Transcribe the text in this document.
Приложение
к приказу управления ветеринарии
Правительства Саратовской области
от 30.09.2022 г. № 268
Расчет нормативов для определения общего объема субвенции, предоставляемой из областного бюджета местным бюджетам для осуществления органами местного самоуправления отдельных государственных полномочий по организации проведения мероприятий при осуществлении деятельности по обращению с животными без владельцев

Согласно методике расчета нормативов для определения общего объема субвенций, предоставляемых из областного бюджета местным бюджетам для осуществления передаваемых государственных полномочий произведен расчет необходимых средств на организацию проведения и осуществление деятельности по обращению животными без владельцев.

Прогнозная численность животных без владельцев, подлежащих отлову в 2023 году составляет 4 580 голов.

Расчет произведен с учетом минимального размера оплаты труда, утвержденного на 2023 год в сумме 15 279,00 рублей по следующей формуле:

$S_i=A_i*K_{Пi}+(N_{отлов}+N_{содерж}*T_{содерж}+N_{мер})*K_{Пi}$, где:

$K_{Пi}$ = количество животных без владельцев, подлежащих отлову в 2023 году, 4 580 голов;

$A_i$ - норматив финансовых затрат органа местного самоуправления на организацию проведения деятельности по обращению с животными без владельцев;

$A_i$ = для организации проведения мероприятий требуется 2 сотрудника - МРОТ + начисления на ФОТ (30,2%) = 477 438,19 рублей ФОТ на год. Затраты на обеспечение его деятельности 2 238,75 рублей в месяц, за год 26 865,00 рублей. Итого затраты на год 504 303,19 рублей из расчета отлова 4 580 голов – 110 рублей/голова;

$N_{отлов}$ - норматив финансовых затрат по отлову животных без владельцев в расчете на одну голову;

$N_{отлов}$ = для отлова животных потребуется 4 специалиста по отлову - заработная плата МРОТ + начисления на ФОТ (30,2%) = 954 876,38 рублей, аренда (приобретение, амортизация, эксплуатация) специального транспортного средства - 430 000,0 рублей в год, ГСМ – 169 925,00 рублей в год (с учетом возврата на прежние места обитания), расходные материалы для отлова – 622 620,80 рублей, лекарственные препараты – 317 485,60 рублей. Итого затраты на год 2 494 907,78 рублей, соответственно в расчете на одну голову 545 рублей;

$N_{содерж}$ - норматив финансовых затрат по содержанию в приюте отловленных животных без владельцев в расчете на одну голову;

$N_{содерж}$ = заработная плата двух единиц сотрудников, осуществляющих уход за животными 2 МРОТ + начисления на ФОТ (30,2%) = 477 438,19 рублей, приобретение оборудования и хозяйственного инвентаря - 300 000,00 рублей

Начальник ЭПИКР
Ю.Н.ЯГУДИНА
□ □ □ □ □ □ □
Task prompt -> Print the material once more, exactly.

Answer in full ->
Transcribe the text in this document.
Приложение
к приказу управления ветеринарии
Правительства Саратовской области
от 30.09.2022 г. № 268
Расчет нормативов для определения общего объема субвенции, предоставляемой из областного бюджета местным бюджетам для осуществления органами местного самоуправления отдельных государственных полномочий по организации проведения мероприятий при осуществлении деятельности по обращению с животными без владельцев

Согласно методике расчета нормативов для определения общего объема субвенций, предоставляемых из областного бюджета местным бюджетам для осуществления передаваемых государственных полномочий произведен расчет необходимых средств на организацию проведения и осуществление деятельности по обращению животными без владельцев.

Прогнозная численность животных без владельцев, подлежащих отлову в 2023 году составляет 4 580 голов.

Расчет произведен с учетом минимального размера оплаты труда, утвержденного на 2023 год в сумме 15 279,00 рублей по следующей формуле:

$S_i=A_i*K_{Пi}+(N_{отлов}+N_{содерж}*T_{содерж}+N_{мер})*K_{Пi}$, где:

$K_{Пi}$ = количество животных без владельцев, подлежащих отлову в 2023 году, 4 580 голов;

$A_i$ - норматив финансовых затрат органа местного самоуправления на организацию проведения деятельности по обращению с животными без владельцев;

$A_i$ = для организации проведения мероприятий требуется 2 сотрудника - МРОТ + начисления на ФОТ (30,2%) = 477 438,19 рублей ФОТ на год. Затраты на обеспечение его деятельности 2 238,75 рублей в месяц, за год 26 865,00 рублей. Итого затраты на год 504 303,19 рублей из расчета отлова 4 580 голов – 110 рублей/голова;

$N_{отлов}$ - норматив финансовых затрат по отлову животных без владельцев в расчете на одну голову;

$N_{отлов}$ = для отлова животных потребуется 4 специалиста по отлову - заработная плата МРОТ + начисления на ФОТ (30,2%) = 954 876,38 рублей, аренда (приобретение, амортизация, эксплуатация) специального транспортного средства - 430 000,0 рублей в год, ГСМ – 169 925,00 рублей в год (с учетом возврата на прежние места обитания), расходные материалы для отлова – 622 620,80 рублей, лекарственные препараты – 317 485,60 рублей. Итого затраты на год 2 494 907,78 рублей, соответственно в расчете на одну голову 545 рублей;

$N_{содерж}$ - норматив финансовых затрат по содержанию в приюте отловленных животных без владельцев в расчете на одну голову;

$N_{содерж}$ = заработная плата двух единиц сотрудников, осуществляющих уход за животными 2 МРОТ + начисления на ФОТ (30,2%) = 477 438,19 рублей, приобретение оборудования и хозяйственного инвентаря - 300 000,00 рублей

Начальник ЭПИКР
Ю.Н.ЯГУДИНА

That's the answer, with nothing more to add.